Some records:
________________________
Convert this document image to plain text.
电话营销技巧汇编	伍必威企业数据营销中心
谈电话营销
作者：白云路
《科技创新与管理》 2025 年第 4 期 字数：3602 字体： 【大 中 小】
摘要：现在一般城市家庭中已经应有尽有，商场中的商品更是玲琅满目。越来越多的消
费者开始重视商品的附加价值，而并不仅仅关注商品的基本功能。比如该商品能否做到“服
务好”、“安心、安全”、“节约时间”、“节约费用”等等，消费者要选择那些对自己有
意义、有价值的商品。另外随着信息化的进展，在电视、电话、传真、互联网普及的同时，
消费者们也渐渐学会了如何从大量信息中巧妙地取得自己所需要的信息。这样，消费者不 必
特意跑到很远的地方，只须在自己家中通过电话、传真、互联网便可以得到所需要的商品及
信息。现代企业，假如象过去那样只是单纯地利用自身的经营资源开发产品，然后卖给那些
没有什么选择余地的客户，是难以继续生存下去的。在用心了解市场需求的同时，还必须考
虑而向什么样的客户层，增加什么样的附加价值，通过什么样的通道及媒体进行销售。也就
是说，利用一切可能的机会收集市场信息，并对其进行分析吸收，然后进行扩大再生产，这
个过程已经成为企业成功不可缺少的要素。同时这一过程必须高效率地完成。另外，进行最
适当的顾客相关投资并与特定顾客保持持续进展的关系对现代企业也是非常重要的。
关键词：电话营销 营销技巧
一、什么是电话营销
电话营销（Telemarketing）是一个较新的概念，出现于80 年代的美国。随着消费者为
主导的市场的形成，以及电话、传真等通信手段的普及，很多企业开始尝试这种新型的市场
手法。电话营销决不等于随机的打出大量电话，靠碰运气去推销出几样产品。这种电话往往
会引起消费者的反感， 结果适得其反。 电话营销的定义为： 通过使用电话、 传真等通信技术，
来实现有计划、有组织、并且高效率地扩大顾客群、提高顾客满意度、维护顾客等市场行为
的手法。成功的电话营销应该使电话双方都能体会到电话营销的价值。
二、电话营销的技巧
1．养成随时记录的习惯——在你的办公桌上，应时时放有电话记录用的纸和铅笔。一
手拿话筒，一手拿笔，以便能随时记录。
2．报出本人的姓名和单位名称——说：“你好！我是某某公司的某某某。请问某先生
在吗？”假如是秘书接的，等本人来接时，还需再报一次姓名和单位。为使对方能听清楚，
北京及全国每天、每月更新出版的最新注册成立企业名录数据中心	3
________________________
* **Aim of the exercise**:
Repeat the records above in full, character for character.

* **Task solution**:
Convert this document image to plain text.
电话营销技巧汇编	伍必威企业数据营销中心
谈电话营销
作者：白云路
《科技创新与管理》 2025 年第 4 期 字数：3602 字体： 【大 中 小】
摘要：现在一般城市家庭中已经应有尽有，商场中的商品更是玲琅满目。越来越多的消
费者开始重视商品的附加价值，而并不仅仅关注商品的基本功能。比如该商品能否做到“服
务好”、“安心、安全”、“节约时间”、“节约费用”等等，消费者要选择那些对自己有
意义、有价值的商品。另外随着信息化的进展，在电视、电话、传真、互联网普及的同时，
消费者们也渐渐学会了如何从大量信息中巧妙地取得自己所需要的信息。这样，消费者不 必
特意跑到很远的地方，只须在自己家中通过电话、传真、互联网便可以得到所需要的商品及
信息。现代企业，假如象过去那样只是单纯地利用自身的经营资源开发产品，然后卖给那些
没有什么选择余地的客户，是难以继续生存下去的。在用心了解市场需求的同时，还必须考
虑而向什么样的客户层，增加什么样的附加价值，通过什么样的通道及媒体进行销售。也就
是说，利用一切可能的机会收集市场信息，并对其进行分析吸收，然后进行扩大再生产，这
个过程已经成为企业成功不可缺少的要素。同时这一过程必须高效率地完成。另外，进行最
适当的顾客相关投资并与特定顾客保持持续进展的关系对现代企业也是非常重要的。
关键词：电话营销 营销技巧
一、什么是电话营销
电话营销（Telemarketing）是一个较新的概念，出现于80 年代的美国。随着消费者为
主导的市场的形成，以及电话、传真等通信手段的普及，很多企业开始尝试这种新型的市场
手法。电话营销决不等于随机的打出大量电话，靠碰运气去推销出几样产品。这种电话往往
会引起消费者的反感， 结果适得其反。 电话营销的定义为： 通过使用电话、 传真等通信技术，
来实现有计划、有组织、并且高效率地扩大顾客群、提高顾客满意度、维护顾客等市场行为
的手法。成功的电话营销应该使电话双方都能体会到电话营销的价值。
二、电话营销的技巧
1．养成随时记录的习惯——在你的办公桌上，应时时放有电话记录用的纸和铅笔。一
手拿话筒，一手拿笔，以便能随时记录。
2．报出本人的姓名和单位名称——说：“你好！我是某某公司的某某某。请问某先生
在吗？”假如是秘书接的，等本人来接时，还需再报一次姓名和单位。为使对方能听清楚，
北京及全国每天、每月更新出版的最新注册成立企业名录数据中心	3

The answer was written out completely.